▶ **Problem description**: From the entries below, list each line with "Fuel".

▶ **Raw data**:
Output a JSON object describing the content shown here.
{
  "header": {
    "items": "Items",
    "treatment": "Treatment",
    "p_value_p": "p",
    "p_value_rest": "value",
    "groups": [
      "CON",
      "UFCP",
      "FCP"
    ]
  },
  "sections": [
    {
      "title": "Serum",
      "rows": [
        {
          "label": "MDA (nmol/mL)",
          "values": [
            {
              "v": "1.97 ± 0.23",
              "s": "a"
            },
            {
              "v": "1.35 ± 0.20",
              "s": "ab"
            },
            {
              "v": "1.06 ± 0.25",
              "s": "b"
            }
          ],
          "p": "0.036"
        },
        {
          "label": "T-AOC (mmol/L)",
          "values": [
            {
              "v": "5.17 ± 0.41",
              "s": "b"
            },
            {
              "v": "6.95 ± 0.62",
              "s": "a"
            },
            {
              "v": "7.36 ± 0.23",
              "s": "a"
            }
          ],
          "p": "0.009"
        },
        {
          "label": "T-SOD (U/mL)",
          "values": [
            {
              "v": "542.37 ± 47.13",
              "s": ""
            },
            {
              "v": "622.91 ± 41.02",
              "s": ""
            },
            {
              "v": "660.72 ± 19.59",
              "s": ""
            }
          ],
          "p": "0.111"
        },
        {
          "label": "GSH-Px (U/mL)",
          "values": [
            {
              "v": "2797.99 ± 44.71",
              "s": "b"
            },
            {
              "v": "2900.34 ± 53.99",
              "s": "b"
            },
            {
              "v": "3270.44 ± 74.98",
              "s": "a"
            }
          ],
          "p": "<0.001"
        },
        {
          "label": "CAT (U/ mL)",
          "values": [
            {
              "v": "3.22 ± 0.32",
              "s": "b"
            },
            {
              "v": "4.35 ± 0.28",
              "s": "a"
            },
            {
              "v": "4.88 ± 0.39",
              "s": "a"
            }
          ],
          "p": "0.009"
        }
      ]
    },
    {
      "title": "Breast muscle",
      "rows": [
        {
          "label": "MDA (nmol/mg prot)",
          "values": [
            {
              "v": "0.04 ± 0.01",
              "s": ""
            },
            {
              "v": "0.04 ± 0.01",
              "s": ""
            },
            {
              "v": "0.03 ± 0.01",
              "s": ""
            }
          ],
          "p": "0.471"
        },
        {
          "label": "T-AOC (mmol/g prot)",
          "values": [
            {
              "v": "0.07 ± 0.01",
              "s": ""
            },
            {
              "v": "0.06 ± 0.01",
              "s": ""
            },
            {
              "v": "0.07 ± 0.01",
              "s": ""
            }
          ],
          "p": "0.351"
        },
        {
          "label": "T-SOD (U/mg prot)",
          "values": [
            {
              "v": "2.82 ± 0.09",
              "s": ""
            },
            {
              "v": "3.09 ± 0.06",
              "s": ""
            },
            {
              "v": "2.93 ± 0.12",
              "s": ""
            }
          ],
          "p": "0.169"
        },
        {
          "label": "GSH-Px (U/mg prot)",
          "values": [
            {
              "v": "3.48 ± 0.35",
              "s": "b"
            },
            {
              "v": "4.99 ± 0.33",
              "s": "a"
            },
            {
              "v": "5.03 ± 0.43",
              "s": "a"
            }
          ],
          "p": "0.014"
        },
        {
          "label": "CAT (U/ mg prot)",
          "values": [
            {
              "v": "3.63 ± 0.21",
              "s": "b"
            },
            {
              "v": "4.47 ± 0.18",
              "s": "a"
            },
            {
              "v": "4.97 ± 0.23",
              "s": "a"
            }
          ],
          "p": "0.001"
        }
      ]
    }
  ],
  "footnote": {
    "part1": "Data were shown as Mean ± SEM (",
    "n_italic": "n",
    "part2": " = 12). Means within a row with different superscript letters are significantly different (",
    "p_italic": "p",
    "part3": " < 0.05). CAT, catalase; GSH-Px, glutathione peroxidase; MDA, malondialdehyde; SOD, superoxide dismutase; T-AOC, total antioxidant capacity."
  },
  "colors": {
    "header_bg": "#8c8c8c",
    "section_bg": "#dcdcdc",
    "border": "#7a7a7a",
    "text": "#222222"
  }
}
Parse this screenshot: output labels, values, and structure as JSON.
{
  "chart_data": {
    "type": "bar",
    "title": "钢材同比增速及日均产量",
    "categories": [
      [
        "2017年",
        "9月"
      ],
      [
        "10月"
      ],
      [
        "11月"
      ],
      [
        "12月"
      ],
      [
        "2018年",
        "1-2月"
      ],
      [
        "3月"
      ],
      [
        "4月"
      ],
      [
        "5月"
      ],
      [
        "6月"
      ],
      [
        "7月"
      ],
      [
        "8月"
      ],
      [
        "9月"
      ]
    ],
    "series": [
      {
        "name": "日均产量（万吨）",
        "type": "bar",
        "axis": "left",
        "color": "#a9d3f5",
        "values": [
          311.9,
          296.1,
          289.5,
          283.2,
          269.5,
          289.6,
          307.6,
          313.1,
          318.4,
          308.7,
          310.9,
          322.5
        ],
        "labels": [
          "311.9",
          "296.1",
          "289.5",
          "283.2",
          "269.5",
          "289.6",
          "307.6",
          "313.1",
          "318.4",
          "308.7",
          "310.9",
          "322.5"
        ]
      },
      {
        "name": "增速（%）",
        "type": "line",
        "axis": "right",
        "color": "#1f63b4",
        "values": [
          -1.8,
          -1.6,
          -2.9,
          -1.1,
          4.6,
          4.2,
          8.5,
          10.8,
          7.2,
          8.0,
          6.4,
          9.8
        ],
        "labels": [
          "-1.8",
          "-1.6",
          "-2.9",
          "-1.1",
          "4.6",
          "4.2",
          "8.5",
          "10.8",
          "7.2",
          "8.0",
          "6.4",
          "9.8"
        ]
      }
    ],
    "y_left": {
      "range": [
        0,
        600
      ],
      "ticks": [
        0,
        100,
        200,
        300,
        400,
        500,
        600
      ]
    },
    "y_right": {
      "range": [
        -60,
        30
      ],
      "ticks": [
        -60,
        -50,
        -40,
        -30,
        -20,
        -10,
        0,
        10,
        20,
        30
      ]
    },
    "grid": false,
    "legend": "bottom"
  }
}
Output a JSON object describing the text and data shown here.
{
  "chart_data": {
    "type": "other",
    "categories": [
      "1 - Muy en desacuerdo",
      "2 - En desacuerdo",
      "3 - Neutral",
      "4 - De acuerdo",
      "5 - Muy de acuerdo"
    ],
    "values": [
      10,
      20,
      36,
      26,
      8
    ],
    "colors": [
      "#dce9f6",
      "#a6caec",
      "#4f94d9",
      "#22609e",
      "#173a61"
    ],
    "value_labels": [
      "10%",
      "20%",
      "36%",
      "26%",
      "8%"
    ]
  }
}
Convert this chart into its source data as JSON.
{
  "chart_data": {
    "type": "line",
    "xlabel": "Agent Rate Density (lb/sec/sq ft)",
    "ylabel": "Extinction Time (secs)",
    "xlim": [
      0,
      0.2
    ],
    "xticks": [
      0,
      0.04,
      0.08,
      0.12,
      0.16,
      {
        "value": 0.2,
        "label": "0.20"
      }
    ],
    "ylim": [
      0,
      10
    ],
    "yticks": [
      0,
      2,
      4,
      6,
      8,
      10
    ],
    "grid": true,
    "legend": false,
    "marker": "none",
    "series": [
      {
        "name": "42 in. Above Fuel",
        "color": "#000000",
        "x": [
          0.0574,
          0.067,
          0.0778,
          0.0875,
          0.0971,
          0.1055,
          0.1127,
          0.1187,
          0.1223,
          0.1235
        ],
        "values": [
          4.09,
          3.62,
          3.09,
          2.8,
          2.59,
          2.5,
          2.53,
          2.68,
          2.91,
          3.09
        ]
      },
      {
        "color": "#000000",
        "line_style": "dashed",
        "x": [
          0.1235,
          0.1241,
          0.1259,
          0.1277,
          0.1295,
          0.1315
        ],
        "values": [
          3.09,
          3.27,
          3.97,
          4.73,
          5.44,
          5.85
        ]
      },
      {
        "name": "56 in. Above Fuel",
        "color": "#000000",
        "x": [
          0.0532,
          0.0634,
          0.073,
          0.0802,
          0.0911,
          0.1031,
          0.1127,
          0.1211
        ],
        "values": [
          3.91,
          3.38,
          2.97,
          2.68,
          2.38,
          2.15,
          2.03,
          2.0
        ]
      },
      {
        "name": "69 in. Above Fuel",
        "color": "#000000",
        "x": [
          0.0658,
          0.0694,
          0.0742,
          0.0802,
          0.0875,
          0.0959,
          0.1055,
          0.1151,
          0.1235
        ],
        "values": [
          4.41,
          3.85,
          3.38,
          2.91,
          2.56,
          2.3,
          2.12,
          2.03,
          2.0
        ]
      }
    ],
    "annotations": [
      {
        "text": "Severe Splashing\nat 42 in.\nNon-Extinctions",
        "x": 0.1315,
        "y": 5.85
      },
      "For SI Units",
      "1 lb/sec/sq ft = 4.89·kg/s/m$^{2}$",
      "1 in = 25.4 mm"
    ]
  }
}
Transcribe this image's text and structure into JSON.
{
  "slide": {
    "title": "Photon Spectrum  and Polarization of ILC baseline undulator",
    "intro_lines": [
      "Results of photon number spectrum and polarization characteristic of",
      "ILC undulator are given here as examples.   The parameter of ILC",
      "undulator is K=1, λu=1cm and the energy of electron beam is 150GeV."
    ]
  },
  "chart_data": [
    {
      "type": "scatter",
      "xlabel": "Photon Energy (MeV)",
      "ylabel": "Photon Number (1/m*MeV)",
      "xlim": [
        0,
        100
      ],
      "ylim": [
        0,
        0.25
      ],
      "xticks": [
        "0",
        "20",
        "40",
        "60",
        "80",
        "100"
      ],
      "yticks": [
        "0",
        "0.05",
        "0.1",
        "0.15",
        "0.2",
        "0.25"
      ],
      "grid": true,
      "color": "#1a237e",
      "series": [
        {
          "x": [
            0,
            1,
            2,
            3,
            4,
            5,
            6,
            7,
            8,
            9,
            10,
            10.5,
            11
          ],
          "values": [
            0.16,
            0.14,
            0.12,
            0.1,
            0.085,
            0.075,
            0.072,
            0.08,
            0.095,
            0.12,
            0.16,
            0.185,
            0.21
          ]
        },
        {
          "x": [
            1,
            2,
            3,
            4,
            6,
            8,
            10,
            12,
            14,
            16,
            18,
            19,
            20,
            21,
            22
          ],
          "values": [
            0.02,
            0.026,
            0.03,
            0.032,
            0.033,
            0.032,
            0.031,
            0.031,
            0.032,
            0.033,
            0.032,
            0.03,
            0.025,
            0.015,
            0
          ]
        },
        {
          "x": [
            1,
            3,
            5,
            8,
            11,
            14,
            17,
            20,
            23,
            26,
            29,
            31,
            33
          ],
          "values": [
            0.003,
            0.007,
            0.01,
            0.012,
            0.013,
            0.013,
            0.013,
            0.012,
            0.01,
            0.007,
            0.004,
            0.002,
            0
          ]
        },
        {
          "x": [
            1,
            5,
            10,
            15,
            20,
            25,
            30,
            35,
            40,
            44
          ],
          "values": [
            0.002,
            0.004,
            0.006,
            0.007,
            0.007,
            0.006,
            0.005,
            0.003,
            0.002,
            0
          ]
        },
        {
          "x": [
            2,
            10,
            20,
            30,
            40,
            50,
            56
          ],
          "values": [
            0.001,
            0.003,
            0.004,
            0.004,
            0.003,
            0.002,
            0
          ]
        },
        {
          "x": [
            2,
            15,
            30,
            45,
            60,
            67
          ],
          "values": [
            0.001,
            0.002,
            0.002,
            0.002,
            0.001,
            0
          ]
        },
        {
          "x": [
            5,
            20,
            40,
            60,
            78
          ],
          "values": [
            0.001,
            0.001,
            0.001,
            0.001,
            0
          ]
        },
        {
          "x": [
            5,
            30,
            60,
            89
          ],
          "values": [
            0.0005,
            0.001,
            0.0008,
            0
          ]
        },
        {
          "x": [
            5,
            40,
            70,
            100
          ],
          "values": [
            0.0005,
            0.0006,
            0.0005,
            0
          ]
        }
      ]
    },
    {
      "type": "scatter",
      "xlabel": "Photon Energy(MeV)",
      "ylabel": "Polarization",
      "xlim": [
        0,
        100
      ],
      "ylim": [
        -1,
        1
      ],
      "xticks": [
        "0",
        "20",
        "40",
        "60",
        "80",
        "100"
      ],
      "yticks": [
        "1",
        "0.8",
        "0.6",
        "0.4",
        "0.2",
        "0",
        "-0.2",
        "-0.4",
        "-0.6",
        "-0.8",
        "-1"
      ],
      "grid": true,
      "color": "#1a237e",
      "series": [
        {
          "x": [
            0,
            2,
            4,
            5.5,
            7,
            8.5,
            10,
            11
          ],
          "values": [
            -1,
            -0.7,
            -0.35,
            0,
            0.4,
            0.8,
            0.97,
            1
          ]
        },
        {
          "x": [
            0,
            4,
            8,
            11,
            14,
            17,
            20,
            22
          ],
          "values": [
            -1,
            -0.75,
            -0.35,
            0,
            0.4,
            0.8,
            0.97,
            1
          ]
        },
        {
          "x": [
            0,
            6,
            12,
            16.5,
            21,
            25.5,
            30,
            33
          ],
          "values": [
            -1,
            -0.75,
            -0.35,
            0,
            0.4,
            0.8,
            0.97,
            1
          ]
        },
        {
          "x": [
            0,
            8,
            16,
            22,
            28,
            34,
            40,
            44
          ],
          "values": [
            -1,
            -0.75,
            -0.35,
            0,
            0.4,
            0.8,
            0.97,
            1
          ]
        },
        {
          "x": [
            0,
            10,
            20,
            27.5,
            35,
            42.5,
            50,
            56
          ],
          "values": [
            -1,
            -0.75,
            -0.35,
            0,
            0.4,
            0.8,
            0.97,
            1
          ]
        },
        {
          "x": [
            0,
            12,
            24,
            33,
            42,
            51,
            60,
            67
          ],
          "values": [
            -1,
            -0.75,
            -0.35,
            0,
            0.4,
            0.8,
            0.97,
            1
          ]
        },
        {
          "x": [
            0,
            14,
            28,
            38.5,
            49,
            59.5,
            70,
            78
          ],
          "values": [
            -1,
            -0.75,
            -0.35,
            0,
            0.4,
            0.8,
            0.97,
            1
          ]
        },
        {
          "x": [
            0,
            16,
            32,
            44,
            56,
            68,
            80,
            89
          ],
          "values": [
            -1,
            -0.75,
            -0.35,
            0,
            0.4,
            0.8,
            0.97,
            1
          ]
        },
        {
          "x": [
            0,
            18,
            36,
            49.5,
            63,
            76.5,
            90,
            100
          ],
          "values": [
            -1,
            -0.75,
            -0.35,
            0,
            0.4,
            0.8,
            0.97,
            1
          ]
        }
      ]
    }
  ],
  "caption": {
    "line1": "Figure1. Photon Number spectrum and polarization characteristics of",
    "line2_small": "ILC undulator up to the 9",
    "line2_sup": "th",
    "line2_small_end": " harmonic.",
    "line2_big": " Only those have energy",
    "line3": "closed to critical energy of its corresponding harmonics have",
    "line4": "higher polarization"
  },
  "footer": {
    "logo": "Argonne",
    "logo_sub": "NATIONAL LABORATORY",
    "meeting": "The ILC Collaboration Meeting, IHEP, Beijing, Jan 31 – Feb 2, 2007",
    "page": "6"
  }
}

▶ **Answer to this task**:
        "name": "42 in. Above Fuel",
        "name": "56 in. Above Fuel",
        "name": "69 in. Above Fuel",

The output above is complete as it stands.